- **EXERCISE MATERIAL**:

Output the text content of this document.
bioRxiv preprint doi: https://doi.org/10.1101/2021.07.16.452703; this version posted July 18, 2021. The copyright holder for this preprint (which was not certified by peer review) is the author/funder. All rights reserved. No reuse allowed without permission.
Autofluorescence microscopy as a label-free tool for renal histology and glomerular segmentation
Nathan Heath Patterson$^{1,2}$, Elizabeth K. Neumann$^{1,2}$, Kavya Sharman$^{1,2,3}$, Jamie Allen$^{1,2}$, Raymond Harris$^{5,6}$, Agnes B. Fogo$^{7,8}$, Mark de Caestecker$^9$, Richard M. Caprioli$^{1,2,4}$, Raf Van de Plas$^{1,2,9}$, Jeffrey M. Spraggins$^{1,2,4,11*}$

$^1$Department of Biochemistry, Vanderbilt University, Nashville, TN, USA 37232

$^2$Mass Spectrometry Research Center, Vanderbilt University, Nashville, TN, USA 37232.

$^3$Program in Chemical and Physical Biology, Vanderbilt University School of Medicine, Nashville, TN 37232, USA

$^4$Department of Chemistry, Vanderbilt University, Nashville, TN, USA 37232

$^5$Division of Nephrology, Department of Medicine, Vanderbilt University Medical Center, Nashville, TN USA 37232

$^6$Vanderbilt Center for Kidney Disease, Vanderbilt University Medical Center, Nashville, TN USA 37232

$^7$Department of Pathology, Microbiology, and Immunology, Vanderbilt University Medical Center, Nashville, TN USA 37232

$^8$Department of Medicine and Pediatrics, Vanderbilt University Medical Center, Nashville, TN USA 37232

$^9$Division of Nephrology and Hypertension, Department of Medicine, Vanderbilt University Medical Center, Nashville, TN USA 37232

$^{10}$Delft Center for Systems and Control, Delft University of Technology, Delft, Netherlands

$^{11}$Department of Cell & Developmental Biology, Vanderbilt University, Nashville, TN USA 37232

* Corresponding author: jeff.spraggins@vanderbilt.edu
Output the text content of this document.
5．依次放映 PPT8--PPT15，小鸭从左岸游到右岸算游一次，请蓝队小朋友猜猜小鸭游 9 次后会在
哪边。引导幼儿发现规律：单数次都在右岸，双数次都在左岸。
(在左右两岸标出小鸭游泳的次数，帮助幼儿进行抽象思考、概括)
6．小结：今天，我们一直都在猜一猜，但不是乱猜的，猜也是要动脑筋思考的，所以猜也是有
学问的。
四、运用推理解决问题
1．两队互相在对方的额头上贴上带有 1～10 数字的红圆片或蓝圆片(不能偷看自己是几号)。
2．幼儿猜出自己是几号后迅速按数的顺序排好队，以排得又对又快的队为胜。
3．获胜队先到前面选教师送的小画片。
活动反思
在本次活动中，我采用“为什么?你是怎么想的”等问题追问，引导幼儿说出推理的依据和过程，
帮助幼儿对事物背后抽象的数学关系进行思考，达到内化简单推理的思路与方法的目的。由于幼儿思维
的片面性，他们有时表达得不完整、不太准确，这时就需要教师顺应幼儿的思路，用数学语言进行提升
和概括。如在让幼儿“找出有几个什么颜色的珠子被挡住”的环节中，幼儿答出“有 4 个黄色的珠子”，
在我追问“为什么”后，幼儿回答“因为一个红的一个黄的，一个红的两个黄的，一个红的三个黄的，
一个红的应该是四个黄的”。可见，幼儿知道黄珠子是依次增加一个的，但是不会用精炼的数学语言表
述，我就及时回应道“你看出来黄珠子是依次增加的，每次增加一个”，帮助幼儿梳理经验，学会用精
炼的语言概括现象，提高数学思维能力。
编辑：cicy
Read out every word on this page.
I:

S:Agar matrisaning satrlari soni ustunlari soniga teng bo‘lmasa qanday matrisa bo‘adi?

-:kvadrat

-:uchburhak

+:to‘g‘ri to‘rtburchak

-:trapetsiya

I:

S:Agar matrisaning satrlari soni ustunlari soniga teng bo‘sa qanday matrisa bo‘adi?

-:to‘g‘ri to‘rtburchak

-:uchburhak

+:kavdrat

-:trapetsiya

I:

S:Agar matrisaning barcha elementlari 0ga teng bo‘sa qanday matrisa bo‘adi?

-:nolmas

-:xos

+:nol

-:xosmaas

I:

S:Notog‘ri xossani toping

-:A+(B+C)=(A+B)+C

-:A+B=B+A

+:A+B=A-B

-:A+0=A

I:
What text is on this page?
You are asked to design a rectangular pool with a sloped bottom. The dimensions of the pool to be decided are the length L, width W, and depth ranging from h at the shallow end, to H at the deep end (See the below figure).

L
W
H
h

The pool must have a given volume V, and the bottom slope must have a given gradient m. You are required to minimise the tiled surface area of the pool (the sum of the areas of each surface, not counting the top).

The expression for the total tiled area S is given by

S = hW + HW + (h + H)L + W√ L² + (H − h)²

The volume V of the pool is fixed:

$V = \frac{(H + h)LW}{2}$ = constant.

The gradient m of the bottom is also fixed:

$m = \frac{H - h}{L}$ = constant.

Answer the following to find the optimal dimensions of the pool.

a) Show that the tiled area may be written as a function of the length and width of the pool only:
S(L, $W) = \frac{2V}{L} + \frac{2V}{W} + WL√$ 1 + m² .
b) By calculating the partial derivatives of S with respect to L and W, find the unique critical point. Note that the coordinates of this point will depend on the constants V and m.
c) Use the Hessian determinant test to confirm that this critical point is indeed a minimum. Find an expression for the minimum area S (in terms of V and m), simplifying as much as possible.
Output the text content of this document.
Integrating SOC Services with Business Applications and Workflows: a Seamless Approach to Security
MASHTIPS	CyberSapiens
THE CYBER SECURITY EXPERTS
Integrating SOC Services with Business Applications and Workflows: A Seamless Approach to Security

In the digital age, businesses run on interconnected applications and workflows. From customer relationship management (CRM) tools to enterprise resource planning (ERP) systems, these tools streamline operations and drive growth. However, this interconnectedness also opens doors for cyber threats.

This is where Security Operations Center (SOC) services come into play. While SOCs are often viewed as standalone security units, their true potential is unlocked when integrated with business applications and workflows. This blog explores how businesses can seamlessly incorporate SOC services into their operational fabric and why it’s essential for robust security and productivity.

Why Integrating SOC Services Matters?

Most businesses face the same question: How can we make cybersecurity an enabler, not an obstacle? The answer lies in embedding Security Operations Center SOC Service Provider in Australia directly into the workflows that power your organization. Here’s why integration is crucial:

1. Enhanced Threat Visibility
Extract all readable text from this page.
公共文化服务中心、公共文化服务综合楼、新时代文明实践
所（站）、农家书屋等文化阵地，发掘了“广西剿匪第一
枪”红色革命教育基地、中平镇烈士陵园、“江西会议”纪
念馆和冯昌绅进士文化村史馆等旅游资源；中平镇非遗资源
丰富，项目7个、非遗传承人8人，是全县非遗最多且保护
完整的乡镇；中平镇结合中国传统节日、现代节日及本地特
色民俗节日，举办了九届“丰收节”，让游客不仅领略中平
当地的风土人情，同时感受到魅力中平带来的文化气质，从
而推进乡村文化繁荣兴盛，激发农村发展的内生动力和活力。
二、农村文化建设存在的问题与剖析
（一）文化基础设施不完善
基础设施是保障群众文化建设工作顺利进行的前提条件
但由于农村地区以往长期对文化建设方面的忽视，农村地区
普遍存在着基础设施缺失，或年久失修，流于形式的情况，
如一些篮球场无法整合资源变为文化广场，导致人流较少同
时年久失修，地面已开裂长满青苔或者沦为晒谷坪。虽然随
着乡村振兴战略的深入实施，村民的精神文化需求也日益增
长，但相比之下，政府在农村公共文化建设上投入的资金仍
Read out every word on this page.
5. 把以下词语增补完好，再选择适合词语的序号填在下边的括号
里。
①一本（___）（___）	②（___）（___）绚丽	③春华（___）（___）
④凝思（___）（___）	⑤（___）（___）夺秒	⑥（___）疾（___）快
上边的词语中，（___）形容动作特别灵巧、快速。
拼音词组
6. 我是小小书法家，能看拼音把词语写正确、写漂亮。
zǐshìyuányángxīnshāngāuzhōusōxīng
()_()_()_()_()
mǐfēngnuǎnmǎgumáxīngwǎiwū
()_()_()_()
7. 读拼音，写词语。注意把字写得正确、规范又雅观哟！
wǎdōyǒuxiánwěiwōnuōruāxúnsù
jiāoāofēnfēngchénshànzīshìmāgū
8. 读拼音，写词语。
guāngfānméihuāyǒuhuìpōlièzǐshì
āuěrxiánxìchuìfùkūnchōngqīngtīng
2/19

- **PROBLEM TO WORK ON**: Sift through the entries and copy every line with "given".

- **EXERCISE RESPONSE**:
The pool must have a given volume V, and the bottom slope must have a given gradient m. You are required to minimise the tiled surface area of the pool (the sum of the areas of each surface, not counting the top).
The expression for the total tiled area S is given by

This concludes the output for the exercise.